[Entries from a visual dataset]
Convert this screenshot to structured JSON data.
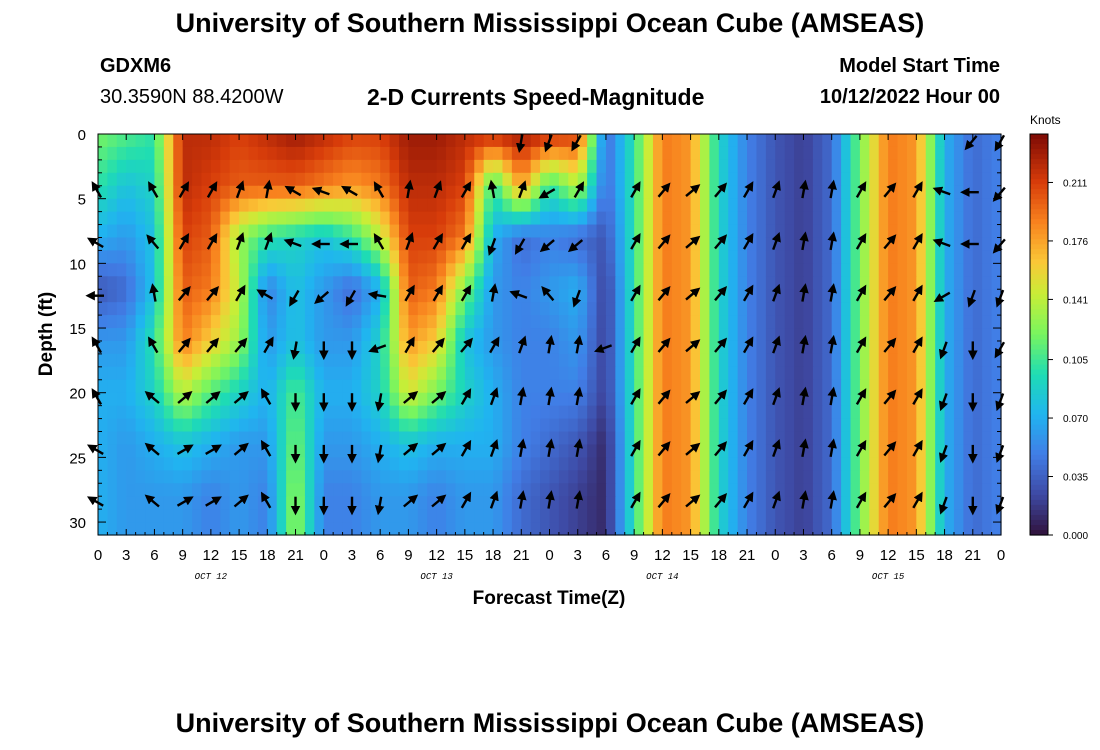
{
  "header": {
    "title": "University of Southern Mississippi Ocean Cube (AMSEAS)",
    "station": "GDXM6",
    "coordinates": "30.3590N  88.4200W",
    "subtitle": "2-D Currents Speed-Magnitude",
    "model_start_label": "Model Start Time",
    "model_start_value": "10/12/2022 Hour 00"
  },
  "footer": {
    "title": "University of Southern Mississippi Ocean Cube (AMSEAS)"
  },
  "chart_data": {
    "type": "heatmap",
    "title": "2-D Currents Speed-Magnitude",
    "xlabel": "Forecast Time(Z)",
    "ylabel": "Depth (ft)",
    "colorbar_label": "Knots",
    "colorbar_ticks": [
      "0.211",
      "0.176",
      "0.141",
      "0.105",
      "0.070",
      "0.035",
      "0.000"
    ],
    "color_range": [
      0,
      0.24
    ],
    "xlim": [
      0,
      96
    ],
    "ylim": [
      0,
      31
    ],
    "y_ticks": [
      "0",
      "5",
      "10",
      "15",
      "20",
      "25",
      "30"
    ],
    "x_tick_labels": [
      "0",
      "3",
      "6",
      "9",
      "12",
      "15",
      "18",
      "21",
      "0",
      "3",
      "6",
      "9",
      "12",
      "15",
      "18",
      "21",
      "0",
      "3",
      "6",
      "9",
      "12",
      "15",
      "18",
      "21",
      "0",
      "3",
      "6",
      "9",
      "12",
      "15",
      "18",
      "21",
      "0"
    ],
    "date_labels": [
      "OCT 12",
      "OCT 13",
      "OCT 14",
      "OCT 15"
    ],
    "depths": [
      0,
      4,
      8,
      12,
      16,
      20,
      24,
      28
    ],
    "times": [
      0,
      3,
      6,
      9,
      12,
      15,
      18,
      21,
      24,
      27,
      30,
      33,
      36,
      39,
      42,
      45,
      48,
      51,
      54,
      57,
      60,
      63,
      66,
      69,
      72,
      75,
      78,
      81,
      84,
      87,
      90,
      93,
      96
    ],
    "speed": [
      [
        0.12,
        0.11,
        0.1,
        0.22,
        0.22,
        0.21,
        0.22,
        0.23,
        0.22,
        0.21,
        0.21,
        0.23,
        0.23,
        0.22,
        0.22,
        0.23,
        0.22,
        0.21,
        0.04,
        0.1,
        0.19,
        0.18,
        0.09,
        0.05,
        0.03,
        0.02,
        0.04,
        0.12,
        0.19,
        0.18,
        0.07,
        0.04,
        0.05
      ],
      [
        0.1,
        0.08,
        0.09,
        0.22,
        0.21,
        0.2,
        0.2,
        0.2,
        0.19,
        0.18,
        0.19,
        0.22,
        0.22,
        0.21,
        0.1,
        0.18,
        0.1,
        0.14,
        0.04,
        0.1,
        0.19,
        0.18,
        0.09,
        0.05,
        0.03,
        0.02,
        0.04,
        0.12,
        0.19,
        0.18,
        0.07,
        0.04,
        0.05
      ],
      [
        0.07,
        0.06,
        0.08,
        0.21,
        0.2,
        0.13,
        0.1,
        0.09,
        0.08,
        0.1,
        0.14,
        0.21,
        0.21,
        0.19,
        0.07,
        0.04,
        0.05,
        0.04,
        0.03,
        0.1,
        0.19,
        0.18,
        0.09,
        0.05,
        0.03,
        0.02,
        0.04,
        0.12,
        0.19,
        0.18,
        0.07,
        0.04,
        0.05
      ],
      [
        0.03,
        0.04,
        0.08,
        0.2,
        0.19,
        0.14,
        0.05,
        0.08,
        0.06,
        0.04,
        0.07,
        0.2,
        0.19,
        0.12,
        0.06,
        0.05,
        0.06,
        0.07,
        0.02,
        0.1,
        0.19,
        0.18,
        0.09,
        0.05,
        0.03,
        0.02,
        0.04,
        0.12,
        0.19,
        0.18,
        0.07,
        0.04,
        0.05
      ],
      [
        0.06,
        0.06,
        0.1,
        0.19,
        0.16,
        0.13,
        0.06,
        0.08,
        0.06,
        0.06,
        0.09,
        0.18,
        0.16,
        0.08,
        0.06,
        0.05,
        0.05,
        0.06,
        0.02,
        0.1,
        0.19,
        0.18,
        0.09,
        0.05,
        0.03,
        0.02,
        0.04,
        0.12,
        0.19,
        0.18,
        0.07,
        0.04,
        0.05
      ],
      [
        0.07,
        0.07,
        0.09,
        0.14,
        0.11,
        0.09,
        0.07,
        0.11,
        0.07,
        0.07,
        0.09,
        0.15,
        0.12,
        0.09,
        0.07,
        0.05,
        0.05,
        0.05,
        0.02,
        0.1,
        0.19,
        0.18,
        0.09,
        0.05,
        0.03,
        0.02,
        0.04,
        0.12,
        0.19,
        0.18,
        0.07,
        0.04,
        0.05
      ],
      [
        0.07,
        0.06,
        0.07,
        0.08,
        0.07,
        0.06,
        0.06,
        0.12,
        0.06,
        0.06,
        0.07,
        0.08,
        0.07,
        0.07,
        0.07,
        0.05,
        0.04,
        0.03,
        0.01,
        0.1,
        0.19,
        0.18,
        0.09,
        0.05,
        0.03,
        0.02,
        0.04,
        0.12,
        0.19,
        0.18,
        0.07,
        0.04,
        0.05
      ],
      [
        0.07,
        0.06,
        0.06,
        0.06,
        0.05,
        0.06,
        0.05,
        0.13,
        0.05,
        0.05,
        0.06,
        0.06,
        0.05,
        0.06,
        0.06,
        0.04,
        0.03,
        0.02,
        0.01,
        0.1,
        0.19,
        0.18,
        0.09,
        0.05,
        0.03,
        0.02,
        0.04,
        0.12,
        0.19,
        0.18,
        0.07,
        0.04,
        0.05
      ]
    ],
    "direction_deg": [
      [
        null,
        null,
        null,
        null,
        null,
        null,
        null,
        null,
        null,
        null,
        null,
        null,
        null,
        null,
        null,
        190,
        200,
        210,
        null,
        null,
        null,
        null,
        null,
        null,
        null,
        null,
        null,
        null,
        null,
        null,
        null,
        220,
        210
      ],
      [
        330,
        null,
        330,
        30,
        30,
        20,
        10,
        300,
        290,
        300,
        330,
        10,
        20,
        30,
        350,
        20,
        240,
        30,
        null,
        30,
        40,
        50,
        40,
        30,
        20,
        10,
        10,
        30,
        40,
        30,
        290,
        270,
        220
      ],
      [
        300,
        null,
        320,
        30,
        30,
        20,
        20,
        290,
        270,
        270,
        330,
        20,
        30,
        30,
        200,
        210,
        230,
        230,
        null,
        30,
        40,
        50,
        40,
        30,
        20,
        10,
        10,
        30,
        40,
        30,
        290,
        270,
        220
      ],
      [
        270,
        null,
        350,
        40,
        40,
        30,
        300,
        210,
        230,
        210,
        280,
        30,
        30,
        30,
        10,
        290,
        320,
        200,
        null,
        30,
        40,
        50,
        40,
        30,
        20,
        10,
        10,
        30,
        40,
        30,
        240,
        200,
        200
      ],
      [
        330,
        null,
        330,
        40,
        40,
        40,
        30,
        190,
        180,
        180,
        250,
        30,
        40,
        40,
        30,
        20,
        10,
        10,
        250,
        30,
        40,
        50,
        40,
        30,
        20,
        10,
        10,
        30,
        40,
        30,
        200,
        180,
        210
      ],
      [
        330,
        null,
        310,
        50,
        50,
        50,
        330,
        180,
        180,
        180,
        190,
        50,
        50,
        30,
        20,
        10,
        10,
        10,
        null,
        30,
        40,
        50,
        40,
        30,
        20,
        10,
        10,
        30,
        40,
        30,
        200,
        180,
        200
      ],
      [
        300,
        null,
        310,
        60,
        60,
        50,
        330,
        180,
        180,
        180,
        190,
        50,
        50,
        30,
        20,
        10,
        10,
        10,
        null,
        30,
        40,
        50,
        40,
        30,
        20,
        10,
        10,
        30,
        40,
        30,
        200,
        180,
        200
      ],
      [
        300,
        null,
        310,
        60,
        60,
        50,
        330,
        180,
        180,
        180,
        190,
        50,
        50,
        30,
        20,
        10,
        10,
        10,
        null,
        30,
        40,
        50,
        40,
        30,
        20,
        10,
        10,
        30,
        40,
        30,
        200,
        180,
        200
      ]
    ]
  }
}
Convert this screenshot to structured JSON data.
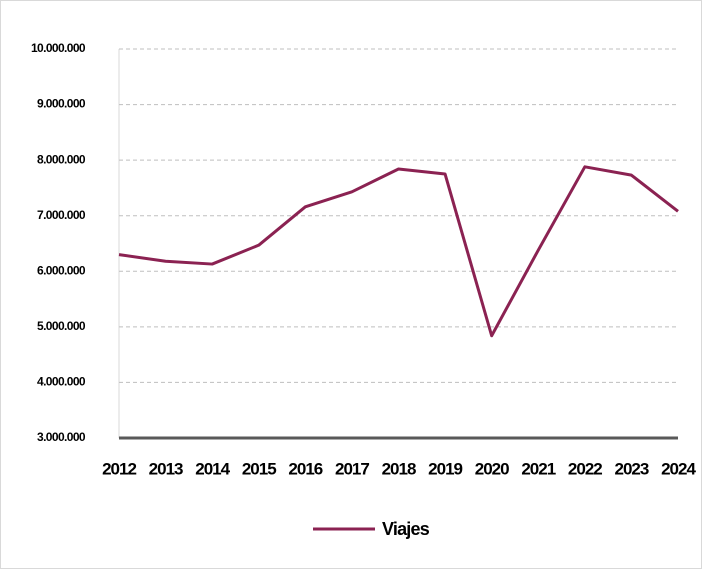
{
  "chart_data": {
    "type": "line",
    "categories": [
      "2012",
      "2013",
      "2014",
      "2015",
      "2016",
      "2017",
      "2018",
      "2019",
      "2020",
      "2021",
      "2022",
      "2023",
      "2024"
    ],
    "series": [
      {
        "name": "Viajes",
        "color": "#8b2252",
        "values": [
          6300000,
          6180000,
          6130000,
          6470000,
          7160000,
          7430000,
          7840000,
          7750000,
          4840000,
          6380000,
          7880000,
          7730000,
          7080000
        ]
      }
    ],
    "ylim": [
      3000000,
      10000000
    ],
    "yticks": [
      {
        "value": 3000000,
        "label": "3.000.000"
      },
      {
        "value": 4000000,
        "label": "4.000.000"
      },
      {
        "value": 5000000,
        "label": "5.000.000"
      },
      {
        "value": 6000000,
        "label": "6.000.000"
      },
      {
        "value": 7000000,
        "label": "7.000.000"
      },
      {
        "value": 8000000,
        "label": "8.000.000"
      },
      {
        "value": 9000000,
        "label": "9.000.000"
      },
      {
        "value": 10000000,
        "label": "10.000.000"
      }
    ],
    "grid": true,
    "legend": "bottom"
  }
}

▸ **Work to do**: Identify which lines contain the word "Magnitude" and copy each one.

▸ **Solution for this task**:
    "subtitle": "2-D Currents Speed-Magnitude",
    "title": "2-D Currents Speed-Magnitude",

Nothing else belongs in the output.